Data records
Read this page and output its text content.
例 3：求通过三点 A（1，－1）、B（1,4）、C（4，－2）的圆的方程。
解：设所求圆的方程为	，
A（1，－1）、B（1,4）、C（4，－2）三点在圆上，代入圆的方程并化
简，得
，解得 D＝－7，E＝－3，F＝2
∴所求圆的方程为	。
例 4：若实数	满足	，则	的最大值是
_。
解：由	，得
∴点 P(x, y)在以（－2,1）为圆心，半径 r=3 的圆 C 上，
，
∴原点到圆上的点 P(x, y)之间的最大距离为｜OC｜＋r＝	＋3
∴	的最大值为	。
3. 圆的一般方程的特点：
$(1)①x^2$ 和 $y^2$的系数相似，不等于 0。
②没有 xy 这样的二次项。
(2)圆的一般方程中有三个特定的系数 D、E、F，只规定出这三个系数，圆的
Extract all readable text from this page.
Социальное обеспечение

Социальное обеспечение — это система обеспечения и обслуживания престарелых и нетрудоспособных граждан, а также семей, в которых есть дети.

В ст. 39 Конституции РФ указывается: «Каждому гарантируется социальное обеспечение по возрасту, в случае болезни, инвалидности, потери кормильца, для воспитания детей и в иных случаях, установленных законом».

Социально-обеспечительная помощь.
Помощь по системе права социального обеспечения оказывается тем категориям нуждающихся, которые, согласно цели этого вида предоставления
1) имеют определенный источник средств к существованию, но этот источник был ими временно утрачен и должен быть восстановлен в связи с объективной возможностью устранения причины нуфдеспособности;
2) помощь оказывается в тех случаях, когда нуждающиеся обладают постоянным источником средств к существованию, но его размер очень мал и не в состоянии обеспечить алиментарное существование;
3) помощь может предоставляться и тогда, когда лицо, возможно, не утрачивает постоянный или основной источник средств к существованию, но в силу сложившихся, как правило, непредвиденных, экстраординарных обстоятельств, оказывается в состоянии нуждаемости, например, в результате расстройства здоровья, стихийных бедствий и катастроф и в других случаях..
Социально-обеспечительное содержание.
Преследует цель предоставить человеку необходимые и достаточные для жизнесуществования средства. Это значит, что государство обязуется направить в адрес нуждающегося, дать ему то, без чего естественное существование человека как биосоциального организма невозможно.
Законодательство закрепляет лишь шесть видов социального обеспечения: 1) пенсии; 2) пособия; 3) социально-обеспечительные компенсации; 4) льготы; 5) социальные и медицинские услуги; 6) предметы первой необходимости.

• WRITTEN REQUEST
Transcribe all lines as written.

• RESPONSE TO THE TASK
Read this page and output its text content.
例 3：求通过三点 A（1，－1）、B（1,4）、C（4，－2）的圆的方程。
解：设所求圆的方程为	，
A（1，－1）、B（1,4）、C（4，－2）三点在圆上，代入圆的方程并化
简，得
，解得 D＝－7，E＝－3，F＝2
∴所求圆的方程为	。
例 4：若实数	满足	，则	的最大值是
_。
解：由	，得
∴点 P(x, y)在以（－2,1）为圆心，半径 r=3 的圆 C 上，
，
∴原点到圆上的点 P(x, y)之间的最大距离为｜OC｜＋r＝	＋3
∴	的最大值为	。
3. 圆的一般方程的特点：
$(1)①x^2$ 和 $y^2$的系数相似，不等于 0。
②没有 xy 这样的二次项。
(2)圆的一般方程中有三个特定的系数 D、E、F，只规定出这三个系数，圆的
Extract all readable text from this page.
Социальное обеспечение

Социальное обеспечение — это система обеспечения и обслуживания престарелых и нетрудоспособных граждан, а также семей, в которых есть дети.

В ст. 39 Конституции РФ указывается: «Каждому гарантируется социальное обеспечение по возрасту, в случае болезни, инвалидности, потери кормильца, для воспитания детей и в иных случаях, установленных законом».

Социально-обеспечительная помощь.
Помощь по системе права социального обеспечения оказывается тем категориям нуждающихся, которые, согласно цели этого вида предоставления
1) имеют определенный источник средств к существованию, но этот источник был ими временно утрачен и должен быть восстановлен в связи с объективной возможностью устранения причины нуфдеспособности;
2) помощь оказывается в тех случаях, когда нуждающиеся обладают постоянным источником средств к существованию, но его размер очень мал и не в состоянии обеспечить алиментарное существование;
3) помощь может предоставляться и тогда, когда лицо, возможно, не утрачивает постоянный или основной источник средств к существованию, но в силу сложившихся, как правило, непредвиденных, экстраординарных обстоятельств, оказывается в состоянии нуждаемости, например, в результате расстройства здоровья, стихийных бедствий и катастроф и в других случаях..
Социально-обеспечительное содержание.
Преследует цель предоставить человеку необходимые и достаточные для жизнесуществования средства. Это значит, что государство обязуется направить в адрес нуждающегося, дать ему то, без чего естественное существование человека как биосоциального организма невозможно.
Законодательство закрепляет лишь шесть видов социального обеспечения: 1) пенсии; 2) пособия; 3) социально-обеспечительные компенсации; 4) льготы; 5) социальные и медицинские услуги; 6) предметы первой необходимости.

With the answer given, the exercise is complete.